In the data, extract each line that holds the string "JSON".

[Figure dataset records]
----------------
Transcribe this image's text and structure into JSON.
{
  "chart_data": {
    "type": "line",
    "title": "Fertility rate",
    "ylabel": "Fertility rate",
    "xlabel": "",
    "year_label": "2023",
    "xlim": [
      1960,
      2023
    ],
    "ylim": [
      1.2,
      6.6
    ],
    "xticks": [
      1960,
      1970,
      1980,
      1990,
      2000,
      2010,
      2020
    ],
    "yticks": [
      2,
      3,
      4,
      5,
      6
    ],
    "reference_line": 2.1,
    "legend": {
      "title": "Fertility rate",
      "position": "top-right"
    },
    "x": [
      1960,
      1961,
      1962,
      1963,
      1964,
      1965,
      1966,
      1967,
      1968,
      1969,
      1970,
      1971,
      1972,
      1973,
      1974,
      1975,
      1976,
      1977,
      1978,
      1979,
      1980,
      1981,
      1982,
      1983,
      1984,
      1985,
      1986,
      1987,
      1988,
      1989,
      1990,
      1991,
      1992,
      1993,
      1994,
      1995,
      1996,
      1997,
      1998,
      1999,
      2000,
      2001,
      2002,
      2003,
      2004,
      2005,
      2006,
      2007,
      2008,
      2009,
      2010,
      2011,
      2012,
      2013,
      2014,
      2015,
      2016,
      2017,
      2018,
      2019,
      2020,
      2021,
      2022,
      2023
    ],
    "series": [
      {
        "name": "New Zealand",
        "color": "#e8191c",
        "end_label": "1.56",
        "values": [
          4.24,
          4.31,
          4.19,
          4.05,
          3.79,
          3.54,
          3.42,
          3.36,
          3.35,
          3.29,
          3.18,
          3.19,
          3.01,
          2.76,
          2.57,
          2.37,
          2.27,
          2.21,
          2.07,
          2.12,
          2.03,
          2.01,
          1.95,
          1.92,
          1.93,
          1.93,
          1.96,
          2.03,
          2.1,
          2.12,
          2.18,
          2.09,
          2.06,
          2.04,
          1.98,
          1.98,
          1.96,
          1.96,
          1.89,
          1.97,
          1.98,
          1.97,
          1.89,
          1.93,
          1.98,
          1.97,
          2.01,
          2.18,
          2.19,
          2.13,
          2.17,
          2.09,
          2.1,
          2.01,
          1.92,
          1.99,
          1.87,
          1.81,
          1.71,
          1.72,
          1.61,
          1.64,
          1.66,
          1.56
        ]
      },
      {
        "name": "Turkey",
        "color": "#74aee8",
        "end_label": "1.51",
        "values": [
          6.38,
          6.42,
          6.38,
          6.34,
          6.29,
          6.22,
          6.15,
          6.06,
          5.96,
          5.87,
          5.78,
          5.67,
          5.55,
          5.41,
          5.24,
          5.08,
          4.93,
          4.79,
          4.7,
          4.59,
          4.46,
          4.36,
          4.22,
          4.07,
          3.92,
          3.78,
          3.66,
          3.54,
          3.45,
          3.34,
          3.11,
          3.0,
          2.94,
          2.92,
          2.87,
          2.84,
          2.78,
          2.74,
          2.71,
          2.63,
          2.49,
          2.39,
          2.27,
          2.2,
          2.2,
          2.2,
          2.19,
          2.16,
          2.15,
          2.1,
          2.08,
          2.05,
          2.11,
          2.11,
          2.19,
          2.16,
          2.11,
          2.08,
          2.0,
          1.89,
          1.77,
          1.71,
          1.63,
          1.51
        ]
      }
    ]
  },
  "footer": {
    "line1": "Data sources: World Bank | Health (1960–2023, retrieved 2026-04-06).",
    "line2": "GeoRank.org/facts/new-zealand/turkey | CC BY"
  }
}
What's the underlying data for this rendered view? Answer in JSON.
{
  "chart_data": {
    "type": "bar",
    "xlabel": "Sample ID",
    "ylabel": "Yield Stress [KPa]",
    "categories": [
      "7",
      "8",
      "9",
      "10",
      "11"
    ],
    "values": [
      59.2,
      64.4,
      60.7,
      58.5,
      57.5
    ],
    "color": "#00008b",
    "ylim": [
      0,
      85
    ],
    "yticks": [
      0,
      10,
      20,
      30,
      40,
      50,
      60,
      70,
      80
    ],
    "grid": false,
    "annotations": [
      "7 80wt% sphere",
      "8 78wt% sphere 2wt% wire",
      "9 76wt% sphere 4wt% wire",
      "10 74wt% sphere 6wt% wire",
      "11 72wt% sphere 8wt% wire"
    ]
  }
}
----------------
Exercise output |
Transcribe this image's text and structure into JSON.
What's the underlying data for this rendered view? Answer in JSON.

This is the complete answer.